**Directions**
In the items that follow, substitute "Market Prices" for every occurrence of "Market Rates" and keep everything else the same.

**Stored data**
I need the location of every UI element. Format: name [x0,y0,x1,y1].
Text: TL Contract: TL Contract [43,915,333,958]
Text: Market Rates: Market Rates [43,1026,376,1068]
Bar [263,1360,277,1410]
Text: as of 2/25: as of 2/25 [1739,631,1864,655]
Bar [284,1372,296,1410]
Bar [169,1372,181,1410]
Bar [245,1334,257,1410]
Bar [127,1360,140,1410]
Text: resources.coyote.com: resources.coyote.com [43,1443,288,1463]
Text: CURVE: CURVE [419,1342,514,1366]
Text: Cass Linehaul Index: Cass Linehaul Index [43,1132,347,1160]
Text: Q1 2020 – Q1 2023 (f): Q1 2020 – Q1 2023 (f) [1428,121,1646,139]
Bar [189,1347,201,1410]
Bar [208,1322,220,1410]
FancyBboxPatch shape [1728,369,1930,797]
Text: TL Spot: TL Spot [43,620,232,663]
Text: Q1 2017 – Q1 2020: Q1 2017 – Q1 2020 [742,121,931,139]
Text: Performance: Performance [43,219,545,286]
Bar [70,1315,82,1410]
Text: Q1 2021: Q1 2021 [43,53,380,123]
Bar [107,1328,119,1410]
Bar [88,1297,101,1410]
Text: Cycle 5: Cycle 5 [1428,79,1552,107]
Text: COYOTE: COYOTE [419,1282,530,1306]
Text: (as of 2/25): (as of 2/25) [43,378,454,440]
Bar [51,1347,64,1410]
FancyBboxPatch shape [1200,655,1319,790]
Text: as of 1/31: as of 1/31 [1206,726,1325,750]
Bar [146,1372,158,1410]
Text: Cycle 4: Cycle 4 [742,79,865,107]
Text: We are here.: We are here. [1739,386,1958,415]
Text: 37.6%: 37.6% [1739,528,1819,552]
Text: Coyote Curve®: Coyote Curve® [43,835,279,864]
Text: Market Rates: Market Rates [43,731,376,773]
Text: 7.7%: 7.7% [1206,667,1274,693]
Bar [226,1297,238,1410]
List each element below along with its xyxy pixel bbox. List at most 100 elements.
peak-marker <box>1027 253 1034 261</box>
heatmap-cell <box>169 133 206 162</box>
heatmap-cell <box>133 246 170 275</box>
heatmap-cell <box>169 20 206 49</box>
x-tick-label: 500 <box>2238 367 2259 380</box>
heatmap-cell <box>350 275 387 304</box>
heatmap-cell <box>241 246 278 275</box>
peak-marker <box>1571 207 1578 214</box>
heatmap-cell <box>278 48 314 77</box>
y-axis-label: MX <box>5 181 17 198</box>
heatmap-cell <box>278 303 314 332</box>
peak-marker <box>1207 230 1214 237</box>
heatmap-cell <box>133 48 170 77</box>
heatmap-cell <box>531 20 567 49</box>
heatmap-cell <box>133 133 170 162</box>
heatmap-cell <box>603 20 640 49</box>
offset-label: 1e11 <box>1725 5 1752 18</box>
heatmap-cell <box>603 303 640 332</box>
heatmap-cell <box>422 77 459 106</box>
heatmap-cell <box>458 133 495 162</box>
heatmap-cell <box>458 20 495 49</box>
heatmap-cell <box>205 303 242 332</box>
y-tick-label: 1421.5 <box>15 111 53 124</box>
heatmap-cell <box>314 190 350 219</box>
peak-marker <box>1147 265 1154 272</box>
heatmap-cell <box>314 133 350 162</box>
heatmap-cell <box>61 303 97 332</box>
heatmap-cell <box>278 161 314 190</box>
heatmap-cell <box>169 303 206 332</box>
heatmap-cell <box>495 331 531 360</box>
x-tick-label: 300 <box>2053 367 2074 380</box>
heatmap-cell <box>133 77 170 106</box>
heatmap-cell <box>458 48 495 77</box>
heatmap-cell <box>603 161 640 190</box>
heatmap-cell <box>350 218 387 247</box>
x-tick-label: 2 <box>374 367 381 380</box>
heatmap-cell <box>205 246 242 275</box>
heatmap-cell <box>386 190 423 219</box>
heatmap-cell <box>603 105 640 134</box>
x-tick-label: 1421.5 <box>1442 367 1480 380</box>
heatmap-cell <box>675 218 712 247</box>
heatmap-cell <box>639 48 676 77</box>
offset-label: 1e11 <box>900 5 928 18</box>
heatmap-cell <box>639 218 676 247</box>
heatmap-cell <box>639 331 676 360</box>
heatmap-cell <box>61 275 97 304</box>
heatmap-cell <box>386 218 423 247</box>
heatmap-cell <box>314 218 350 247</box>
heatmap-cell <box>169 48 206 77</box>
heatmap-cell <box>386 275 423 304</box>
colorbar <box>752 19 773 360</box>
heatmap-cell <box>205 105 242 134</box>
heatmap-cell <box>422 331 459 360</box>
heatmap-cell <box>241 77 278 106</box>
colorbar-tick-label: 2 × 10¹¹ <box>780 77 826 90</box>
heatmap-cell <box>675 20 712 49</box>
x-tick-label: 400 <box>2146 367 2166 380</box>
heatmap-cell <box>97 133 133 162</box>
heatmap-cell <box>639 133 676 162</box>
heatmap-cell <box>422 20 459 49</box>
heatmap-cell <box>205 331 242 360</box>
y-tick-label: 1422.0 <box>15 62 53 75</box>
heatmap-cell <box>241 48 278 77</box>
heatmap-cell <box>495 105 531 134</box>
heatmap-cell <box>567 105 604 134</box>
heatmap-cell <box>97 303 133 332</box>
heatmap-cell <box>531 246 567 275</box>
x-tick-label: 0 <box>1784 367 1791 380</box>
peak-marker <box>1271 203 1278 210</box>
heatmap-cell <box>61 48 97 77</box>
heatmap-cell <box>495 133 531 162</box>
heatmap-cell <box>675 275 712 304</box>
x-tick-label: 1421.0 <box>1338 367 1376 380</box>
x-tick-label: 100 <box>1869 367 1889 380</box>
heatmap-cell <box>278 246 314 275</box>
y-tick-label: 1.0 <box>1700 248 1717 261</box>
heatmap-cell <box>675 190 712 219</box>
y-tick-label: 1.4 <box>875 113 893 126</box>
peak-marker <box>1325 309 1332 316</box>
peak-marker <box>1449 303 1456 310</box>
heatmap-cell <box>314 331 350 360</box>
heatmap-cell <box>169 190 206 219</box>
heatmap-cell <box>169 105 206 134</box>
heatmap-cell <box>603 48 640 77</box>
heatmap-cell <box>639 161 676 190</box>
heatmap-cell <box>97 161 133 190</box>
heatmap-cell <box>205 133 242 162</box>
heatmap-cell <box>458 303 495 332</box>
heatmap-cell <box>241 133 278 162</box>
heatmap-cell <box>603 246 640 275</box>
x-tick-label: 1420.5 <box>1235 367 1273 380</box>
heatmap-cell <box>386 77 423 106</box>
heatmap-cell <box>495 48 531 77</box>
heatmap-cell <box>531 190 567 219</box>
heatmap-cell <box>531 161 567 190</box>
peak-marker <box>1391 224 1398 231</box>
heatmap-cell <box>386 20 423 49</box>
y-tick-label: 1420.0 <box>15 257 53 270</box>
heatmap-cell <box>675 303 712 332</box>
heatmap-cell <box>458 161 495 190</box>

**Answer for this exercise**
I need the location of every UI element. Format: name [x0,y0,x1,y1].
Text: TL Contract: TL Contract [43,915,333,958]
Text: Market Prices: Market Prices [43,1026,376,1068]
Bar [263,1360,277,1410]
Text: as of 2/25: as of 2/25 [1739,631,1864,655]
Bar [284,1372,296,1410]
Bar [169,1372,181,1410]
Bar [245,1334,257,1410]
Bar [127,1360,140,1410]
Text: resources.coyote.com: resources.coyote.com [43,1443,288,1463]
Text: CURVE: CURVE [419,1342,514,1366]
Text: Cass Linehaul Index: Cass Linehaul Index [43,1132,347,1160]
Text: Q1 2020 – Q1 2023 (f): Q1 2020 – Q1 2023 (f) [1428,121,1646,139]
Bar [189,1347,201,1410]
Bar [208,1322,220,1410]
FancyBboxPatch shape [1728,369,1930,797]
Text: TL Spot: TL Spot [43,620,232,663]
Text: Q1 2017 – Q1 2020: Q1 2017 – Q1 2020 [742,121,931,139]
Text: Performance: Performance [43,219,545,286]
Bar [70,1315,82,1410]
Text: Q1 2021: Q1 2021 [43,53,380,123]
Bar [107,1328,119,1410]
Bar [88,1297,101,1410]
Text: Cycle 5: Cycle 5 [1428,79,1552,107]
Text: COYOTE: COYOTE [419,1282,530,1306]
Text: (as of 2/25): (as of 2/25) [43,378,454,440]
Bar [51,1347,64,1410]
FancyBboxPatch shape [1200,655,1319,790]
Text: as of 1/31: as of 1/31 [1206,726,1325,750]
Bar [146,1372,158,1410]
Text: Cycle 4: Cycle 4 [742,79,865,107]
Text: We are here.: We are here. [1739,386,1958,415]
Text: 37.6%: 37.6% [1739,528,1819,552]
Text: Coyote Curve®: Coyote Curve® [43,835,279,864]
Text: Market Prices: Market Prices [43,731,376,773]
Text: 7.7%: 7.7% [1206,667,1274,693]
Bar [226,1297,238,1410]
List each element below along with its xyxy pixel bbox. List at most 100 elements.
peak-marker <box>1027 253 1034 261</box>
heatmap-cell <box>169 133 206 162</box>
heatmap-cell <box>133 246 170 275</box>
heatmap-cell <box>169 20 206 49</box>
x-tick-label: 500 <box>2238 367 2259 380</box>
heatmap-cell <box>350 275 387 304</box>
heatmap-cell <box>241 246 278 275</box>
peak-marker <box>1571 207 1578 214</box>
heatmap-cell <box>278 48 314 77</box>
y-axis-label: MX <box>5 181 17 198</box>
heatmap-cell <box>278 303 314 332</box>
peak-marker <box>1207 230 1214 237</box>
heatmap-cell <box>133 48 170 77</box>
heatmap-cell <box>531 20 567 49</box>
heatmap-cell <box>133 133 170 162</box>
heatmap-cell <box>603 20 640 49</box>
offset-label: 1e11 <box>1725 5 1752 18</box>
heatmap-cell <box>603 303 640 332</box>
heatmap-cell <box>422 77 459 106</box>
heatmap-cell <box>458 133 495 162</box>
heatmap-cell <box>458 20 495 49</box>
heatmap-cell <box>205 303 242 332</box>
y-tick-label: 1421.5 <box>15 111 53 124</box>
heatmap-cell <box>314 190 350 219</box>
peak-marker <box>1147 265 1154 272</box>
heatmap-cell <box>314 133 350 162</box>
heatmap-cell <box>61 303 97 332</box>
heatmap-cell <box>278 161 314 190</box>
heatmap-cell <box>169 303 206 332</box>
heatmap-cell <box>495 331 531 360</box>
x-tick-label: 300 <box>2053 367 2074 380</box>
heatmap-cell <box>133 77 170 106</box>
heatmap-cell <box>458 48 495 77</box>
heatmap-cell <box>603 161 640 190</box>
heatmap-cell <box>350 218 387 247</box>
x-tick-label: 2 <box>374 367 381 380</box>
heatmap-cell <box>205 246 242 275</box>
heatmap-cell <box>386 190 423 219</box>
heatmap-cell <box>603 105 640 134</box>
x-tick-label: 1421.5 <box>1442 367 1480 380</box>
heatmap-cell <box>675 218 712 247</box>
heatmap-cell <box>639 48 676 77</box>
offset-label: 1e11 <box>900 5 928 18</box>
heatmap-cell <box>639 218 676 247</box>
heatmap-cell <box>639 331 676 360</box>
heatmap-cell <box>61 275 97 304</box>
heatmap-cell <box>386 218 423 247</box>
heatmap-cell <box>314 218 350 247</box>
heatmap-cell <box>169 48 206 77</box>
heatmap-cell <box>386 275 423 304</box>
colorbar <box>752 19 773 360</box>
heatmap-cell <box>205 105 242 134</box>
heatmap-cell <box>422 331 459 360</box>
heatmap-cell <box>241 77 278 106</box>
colorbar-tick-label: 2 × 10¹¹ <box>780 77 826 90</box>
heatmap-cell <box>675 20 712 49</box>
x-tick-label: 400 <box>2146 367 2166 380</box>
heatmap-cell <box>97 133 133 162</box>
heatmap-cell <box>639 133 676 162</box>
heatmap-cell <box>422 20 459 49</box>
heatmap-cell <box>205 331 242 360</box>
y-tick-label: 1422.0 <box>15 62 53 75</box>
heatmap-cell <box>241 48 278 77</box>
heatmap-cell <box>495 105 531 134</box>
heatmap-cell <box>567 105 604 134</box>
heatmap-cell <box>97 303 133 332</box>
heatmap-cell <box>531 246 567 275</box>
x-tick-label: 0 <box>1784 367 1791 380</box>
peak-marker <box>1271 203 1278 210</box>
heatmap-cell <box>61 48 97 77</box>
heatmap-cell <box>495 133 531 162</box>
heatmap-cell <box>675 275 712 304</box>
x-tick-label: 1421.0 <box>1338 367 1376 380</box>
x-tick-label: 100 <box>1869 367 1889 380</box>
heatmap-cell <box>278 246 314 275</box>
y-tick-label: 1.0 <box>1700 248 1717 261</box>
heatmap-cell <box>675 190 712 219</box>
y-tick-label: 1.4 <box>875 113 893 126</box>
peak-marker <box>1325 309 1332 316</box>
peak-marker <box>1449 303 1456 310</box>
heatmap-cell <box>314 331 350 360</box>
heatmap-cell <box>169 190 206 219</box>
heatmap-cell <box>169 105 206 134</box>
heatmap-cell <box>603 48 640 77</box>
heatmap-cell <box>639 161 676 190</box>
heatmap-cell <box>97 161 133 190</box>
heatmap-cell <box>205 133 242 162</box>
heatmap-cell <box>458 303 495 332</box>
heatmap-cell <box>241 133 278 162</box>
heatmap-cell <box>603 246 640 275</box>
x-tick-label: 1420.5 <box>1235 367 1273 380</box>
heatmap-cell <box>386 77 423 106</box>
heatmap-cell <box>495 48 531 77</box>
heatmap-cell <box>531 190 567 219</box>
heatmap-cell <box>531 161 567 190</box>
peak-marker <box>1391 224 1398 231</box>
heatmap-cell <box>386 20 423 49</box>
y-tick-label: 1420.0 <box>15 257 53 270</box>
heatmap-cell <box>675 303 712 332</box>
heatmap-cell <box>458 161 495 190</box>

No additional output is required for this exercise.